Exercise goal: Below are records; count the lines in them that hold "returned" and give only the count.

Raw data:
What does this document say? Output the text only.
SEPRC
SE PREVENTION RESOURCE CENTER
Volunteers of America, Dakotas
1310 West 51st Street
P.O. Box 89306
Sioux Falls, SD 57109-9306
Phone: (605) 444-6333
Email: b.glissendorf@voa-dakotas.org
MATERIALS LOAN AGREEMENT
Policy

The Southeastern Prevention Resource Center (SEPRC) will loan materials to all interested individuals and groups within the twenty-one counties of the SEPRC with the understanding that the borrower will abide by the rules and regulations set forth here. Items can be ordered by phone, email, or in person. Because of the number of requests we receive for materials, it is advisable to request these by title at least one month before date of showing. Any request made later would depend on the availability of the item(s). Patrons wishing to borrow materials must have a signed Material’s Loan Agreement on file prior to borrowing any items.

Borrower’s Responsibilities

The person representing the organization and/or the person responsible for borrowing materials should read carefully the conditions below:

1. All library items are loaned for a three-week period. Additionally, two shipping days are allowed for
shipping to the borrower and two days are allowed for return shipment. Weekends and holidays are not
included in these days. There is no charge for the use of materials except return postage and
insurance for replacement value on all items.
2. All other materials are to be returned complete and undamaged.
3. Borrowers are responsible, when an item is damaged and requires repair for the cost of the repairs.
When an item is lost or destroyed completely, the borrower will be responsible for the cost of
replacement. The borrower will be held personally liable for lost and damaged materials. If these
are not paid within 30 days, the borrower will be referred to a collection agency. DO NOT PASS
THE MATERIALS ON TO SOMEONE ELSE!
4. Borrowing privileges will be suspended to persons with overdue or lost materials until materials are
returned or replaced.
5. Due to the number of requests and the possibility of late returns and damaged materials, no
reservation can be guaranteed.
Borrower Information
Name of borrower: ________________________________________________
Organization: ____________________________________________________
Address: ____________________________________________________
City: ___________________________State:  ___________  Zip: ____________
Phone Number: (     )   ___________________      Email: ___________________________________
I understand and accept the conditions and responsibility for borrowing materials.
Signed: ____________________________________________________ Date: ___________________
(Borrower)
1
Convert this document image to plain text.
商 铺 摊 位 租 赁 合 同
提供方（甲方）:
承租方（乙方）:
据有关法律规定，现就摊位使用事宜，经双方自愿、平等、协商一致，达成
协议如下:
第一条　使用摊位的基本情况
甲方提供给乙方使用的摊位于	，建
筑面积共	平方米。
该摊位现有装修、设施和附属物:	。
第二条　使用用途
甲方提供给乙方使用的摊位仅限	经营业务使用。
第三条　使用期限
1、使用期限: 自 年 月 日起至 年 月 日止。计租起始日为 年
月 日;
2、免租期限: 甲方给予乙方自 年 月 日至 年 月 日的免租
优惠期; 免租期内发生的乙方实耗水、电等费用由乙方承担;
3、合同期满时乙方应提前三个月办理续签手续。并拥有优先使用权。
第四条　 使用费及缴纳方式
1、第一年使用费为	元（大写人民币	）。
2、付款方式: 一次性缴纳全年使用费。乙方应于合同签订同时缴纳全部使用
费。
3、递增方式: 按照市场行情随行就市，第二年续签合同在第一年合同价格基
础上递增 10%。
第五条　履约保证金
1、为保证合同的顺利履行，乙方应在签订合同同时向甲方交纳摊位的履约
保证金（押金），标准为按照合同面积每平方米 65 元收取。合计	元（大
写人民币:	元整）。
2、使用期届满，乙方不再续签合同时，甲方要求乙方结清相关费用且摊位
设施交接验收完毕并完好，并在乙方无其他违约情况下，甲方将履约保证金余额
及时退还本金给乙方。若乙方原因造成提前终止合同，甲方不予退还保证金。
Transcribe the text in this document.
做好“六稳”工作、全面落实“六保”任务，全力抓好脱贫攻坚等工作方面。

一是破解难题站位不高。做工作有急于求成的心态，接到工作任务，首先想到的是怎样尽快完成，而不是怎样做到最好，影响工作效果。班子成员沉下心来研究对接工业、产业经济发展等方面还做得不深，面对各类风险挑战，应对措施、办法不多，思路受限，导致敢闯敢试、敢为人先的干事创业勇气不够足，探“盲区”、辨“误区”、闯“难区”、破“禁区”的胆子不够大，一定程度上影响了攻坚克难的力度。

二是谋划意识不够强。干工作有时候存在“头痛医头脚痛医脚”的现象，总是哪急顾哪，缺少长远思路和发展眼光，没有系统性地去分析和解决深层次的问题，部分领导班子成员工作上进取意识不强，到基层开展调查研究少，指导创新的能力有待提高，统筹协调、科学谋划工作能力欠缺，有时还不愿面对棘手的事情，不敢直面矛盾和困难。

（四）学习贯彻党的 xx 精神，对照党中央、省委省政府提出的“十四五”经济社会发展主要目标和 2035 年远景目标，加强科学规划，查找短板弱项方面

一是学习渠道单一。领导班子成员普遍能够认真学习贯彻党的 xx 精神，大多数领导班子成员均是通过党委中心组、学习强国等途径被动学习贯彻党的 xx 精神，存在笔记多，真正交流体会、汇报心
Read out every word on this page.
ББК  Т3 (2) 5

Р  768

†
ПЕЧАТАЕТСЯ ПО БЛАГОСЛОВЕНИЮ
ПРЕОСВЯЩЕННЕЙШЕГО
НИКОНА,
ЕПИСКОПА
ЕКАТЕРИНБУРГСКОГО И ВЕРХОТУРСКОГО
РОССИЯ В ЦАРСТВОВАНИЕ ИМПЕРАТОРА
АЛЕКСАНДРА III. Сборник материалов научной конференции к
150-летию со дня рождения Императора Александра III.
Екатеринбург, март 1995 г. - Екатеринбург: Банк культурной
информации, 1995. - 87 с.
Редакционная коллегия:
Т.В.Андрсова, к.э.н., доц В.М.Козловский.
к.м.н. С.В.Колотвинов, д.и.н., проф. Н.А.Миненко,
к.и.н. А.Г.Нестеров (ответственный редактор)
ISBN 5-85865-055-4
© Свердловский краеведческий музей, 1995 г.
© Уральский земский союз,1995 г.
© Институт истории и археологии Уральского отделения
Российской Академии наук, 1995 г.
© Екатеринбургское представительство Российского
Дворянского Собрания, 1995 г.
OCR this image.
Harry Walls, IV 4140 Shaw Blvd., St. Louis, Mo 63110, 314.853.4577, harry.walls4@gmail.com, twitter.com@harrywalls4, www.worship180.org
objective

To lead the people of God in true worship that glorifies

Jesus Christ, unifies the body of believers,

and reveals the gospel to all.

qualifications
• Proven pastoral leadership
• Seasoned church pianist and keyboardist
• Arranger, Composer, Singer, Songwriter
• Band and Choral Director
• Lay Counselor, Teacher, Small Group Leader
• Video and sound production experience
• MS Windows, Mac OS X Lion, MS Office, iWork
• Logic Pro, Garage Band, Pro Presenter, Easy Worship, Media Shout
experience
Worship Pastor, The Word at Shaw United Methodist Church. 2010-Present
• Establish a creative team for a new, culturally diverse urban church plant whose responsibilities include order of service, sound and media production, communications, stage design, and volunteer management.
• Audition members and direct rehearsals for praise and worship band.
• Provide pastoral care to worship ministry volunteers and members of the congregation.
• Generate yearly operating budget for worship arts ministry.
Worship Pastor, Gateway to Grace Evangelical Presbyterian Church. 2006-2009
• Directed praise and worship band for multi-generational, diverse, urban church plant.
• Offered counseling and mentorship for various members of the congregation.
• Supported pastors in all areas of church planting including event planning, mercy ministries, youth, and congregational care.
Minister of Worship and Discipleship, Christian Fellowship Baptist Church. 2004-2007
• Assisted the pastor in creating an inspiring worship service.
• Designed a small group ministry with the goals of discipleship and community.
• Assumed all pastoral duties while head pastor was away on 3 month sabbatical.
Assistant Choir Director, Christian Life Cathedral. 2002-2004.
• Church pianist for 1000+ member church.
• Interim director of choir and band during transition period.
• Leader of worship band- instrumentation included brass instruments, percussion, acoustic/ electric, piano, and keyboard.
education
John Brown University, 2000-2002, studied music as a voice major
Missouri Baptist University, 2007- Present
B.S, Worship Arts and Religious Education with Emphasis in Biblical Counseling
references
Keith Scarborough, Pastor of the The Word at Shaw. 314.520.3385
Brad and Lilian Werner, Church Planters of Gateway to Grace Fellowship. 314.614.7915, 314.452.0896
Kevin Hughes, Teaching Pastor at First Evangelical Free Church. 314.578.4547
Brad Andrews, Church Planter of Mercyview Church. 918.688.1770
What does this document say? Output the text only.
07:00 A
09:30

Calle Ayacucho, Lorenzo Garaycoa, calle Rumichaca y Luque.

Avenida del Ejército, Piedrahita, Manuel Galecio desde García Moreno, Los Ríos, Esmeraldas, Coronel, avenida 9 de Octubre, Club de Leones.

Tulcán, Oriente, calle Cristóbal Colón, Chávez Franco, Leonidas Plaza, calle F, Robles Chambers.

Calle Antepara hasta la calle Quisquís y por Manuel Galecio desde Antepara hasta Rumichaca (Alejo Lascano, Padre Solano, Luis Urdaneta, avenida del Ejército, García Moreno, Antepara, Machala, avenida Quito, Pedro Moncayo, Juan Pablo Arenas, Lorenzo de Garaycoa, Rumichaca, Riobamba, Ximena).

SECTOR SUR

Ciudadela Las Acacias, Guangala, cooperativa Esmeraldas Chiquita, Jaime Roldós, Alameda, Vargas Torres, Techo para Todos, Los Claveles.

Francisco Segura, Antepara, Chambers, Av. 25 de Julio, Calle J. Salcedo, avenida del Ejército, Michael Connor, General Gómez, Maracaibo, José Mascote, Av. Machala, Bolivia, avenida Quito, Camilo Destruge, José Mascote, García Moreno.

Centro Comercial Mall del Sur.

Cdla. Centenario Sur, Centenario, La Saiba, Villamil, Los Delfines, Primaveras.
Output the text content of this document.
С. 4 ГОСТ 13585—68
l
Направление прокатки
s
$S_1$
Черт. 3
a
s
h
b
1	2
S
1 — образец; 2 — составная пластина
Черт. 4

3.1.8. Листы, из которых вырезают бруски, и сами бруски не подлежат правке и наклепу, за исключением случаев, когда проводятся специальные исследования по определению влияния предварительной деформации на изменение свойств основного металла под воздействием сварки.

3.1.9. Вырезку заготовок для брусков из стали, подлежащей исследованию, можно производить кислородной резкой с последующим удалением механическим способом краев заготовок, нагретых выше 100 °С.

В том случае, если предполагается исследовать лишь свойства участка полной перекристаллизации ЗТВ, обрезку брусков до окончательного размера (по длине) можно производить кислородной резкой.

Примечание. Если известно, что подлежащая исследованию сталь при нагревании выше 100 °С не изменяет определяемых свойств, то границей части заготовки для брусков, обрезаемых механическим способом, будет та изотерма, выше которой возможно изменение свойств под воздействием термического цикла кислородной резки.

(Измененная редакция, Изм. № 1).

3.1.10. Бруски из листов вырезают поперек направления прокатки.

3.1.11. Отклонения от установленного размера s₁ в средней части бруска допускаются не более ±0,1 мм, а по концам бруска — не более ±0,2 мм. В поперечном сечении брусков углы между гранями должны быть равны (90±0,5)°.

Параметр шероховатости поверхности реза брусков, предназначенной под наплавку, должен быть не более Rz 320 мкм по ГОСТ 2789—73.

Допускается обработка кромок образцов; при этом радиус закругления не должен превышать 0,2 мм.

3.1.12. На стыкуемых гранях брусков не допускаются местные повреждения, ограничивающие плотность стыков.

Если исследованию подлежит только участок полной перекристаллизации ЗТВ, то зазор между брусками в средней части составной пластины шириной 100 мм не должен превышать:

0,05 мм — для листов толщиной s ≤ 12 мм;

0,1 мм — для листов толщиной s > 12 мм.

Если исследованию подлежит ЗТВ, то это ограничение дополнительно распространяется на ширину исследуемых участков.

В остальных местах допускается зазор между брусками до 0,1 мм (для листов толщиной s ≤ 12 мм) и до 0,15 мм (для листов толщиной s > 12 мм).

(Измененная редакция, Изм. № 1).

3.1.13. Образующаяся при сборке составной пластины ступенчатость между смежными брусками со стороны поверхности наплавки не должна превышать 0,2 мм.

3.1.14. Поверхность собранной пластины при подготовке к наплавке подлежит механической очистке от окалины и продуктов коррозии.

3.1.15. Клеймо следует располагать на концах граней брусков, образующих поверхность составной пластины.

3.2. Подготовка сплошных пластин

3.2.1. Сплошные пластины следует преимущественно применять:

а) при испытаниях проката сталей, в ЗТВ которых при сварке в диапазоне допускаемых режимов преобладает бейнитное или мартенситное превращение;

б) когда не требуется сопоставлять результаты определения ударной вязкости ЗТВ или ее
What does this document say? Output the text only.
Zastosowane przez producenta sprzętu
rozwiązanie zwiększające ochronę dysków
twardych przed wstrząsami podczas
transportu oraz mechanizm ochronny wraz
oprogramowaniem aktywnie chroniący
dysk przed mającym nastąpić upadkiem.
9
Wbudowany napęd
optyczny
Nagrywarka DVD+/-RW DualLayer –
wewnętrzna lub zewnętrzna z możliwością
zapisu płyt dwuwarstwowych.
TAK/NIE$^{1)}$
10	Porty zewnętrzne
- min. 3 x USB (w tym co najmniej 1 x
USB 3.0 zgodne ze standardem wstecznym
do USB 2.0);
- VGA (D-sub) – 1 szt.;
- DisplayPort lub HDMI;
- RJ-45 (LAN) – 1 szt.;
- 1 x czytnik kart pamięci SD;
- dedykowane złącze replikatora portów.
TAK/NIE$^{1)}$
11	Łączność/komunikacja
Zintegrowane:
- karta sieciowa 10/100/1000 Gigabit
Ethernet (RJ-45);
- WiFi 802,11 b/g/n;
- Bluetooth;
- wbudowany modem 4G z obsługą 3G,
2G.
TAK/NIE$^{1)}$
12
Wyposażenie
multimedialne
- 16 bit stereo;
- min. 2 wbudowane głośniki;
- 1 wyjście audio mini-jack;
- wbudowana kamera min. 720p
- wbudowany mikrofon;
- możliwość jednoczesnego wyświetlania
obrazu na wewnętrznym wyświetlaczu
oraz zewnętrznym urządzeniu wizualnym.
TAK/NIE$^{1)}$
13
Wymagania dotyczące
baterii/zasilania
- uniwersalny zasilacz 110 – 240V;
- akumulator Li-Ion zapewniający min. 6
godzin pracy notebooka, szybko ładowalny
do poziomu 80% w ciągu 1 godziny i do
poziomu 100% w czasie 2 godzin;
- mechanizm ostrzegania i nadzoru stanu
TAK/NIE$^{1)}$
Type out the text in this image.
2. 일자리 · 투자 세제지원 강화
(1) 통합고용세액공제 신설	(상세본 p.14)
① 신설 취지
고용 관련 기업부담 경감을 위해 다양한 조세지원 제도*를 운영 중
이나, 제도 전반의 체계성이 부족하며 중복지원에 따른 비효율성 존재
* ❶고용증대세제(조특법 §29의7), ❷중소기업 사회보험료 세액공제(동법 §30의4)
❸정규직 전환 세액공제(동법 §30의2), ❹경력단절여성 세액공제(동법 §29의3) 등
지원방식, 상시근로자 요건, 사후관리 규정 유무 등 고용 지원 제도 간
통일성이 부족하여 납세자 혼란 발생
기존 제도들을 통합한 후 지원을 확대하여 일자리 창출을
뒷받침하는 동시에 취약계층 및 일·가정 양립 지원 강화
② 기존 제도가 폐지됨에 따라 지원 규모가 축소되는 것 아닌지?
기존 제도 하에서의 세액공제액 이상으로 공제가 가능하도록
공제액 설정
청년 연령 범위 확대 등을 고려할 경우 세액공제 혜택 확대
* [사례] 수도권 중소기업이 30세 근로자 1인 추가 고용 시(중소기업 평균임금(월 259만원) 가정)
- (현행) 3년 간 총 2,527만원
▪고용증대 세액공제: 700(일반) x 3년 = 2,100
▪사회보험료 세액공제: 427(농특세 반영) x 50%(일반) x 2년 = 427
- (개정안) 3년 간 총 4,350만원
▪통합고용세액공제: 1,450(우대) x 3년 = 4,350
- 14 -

Solved problem: 2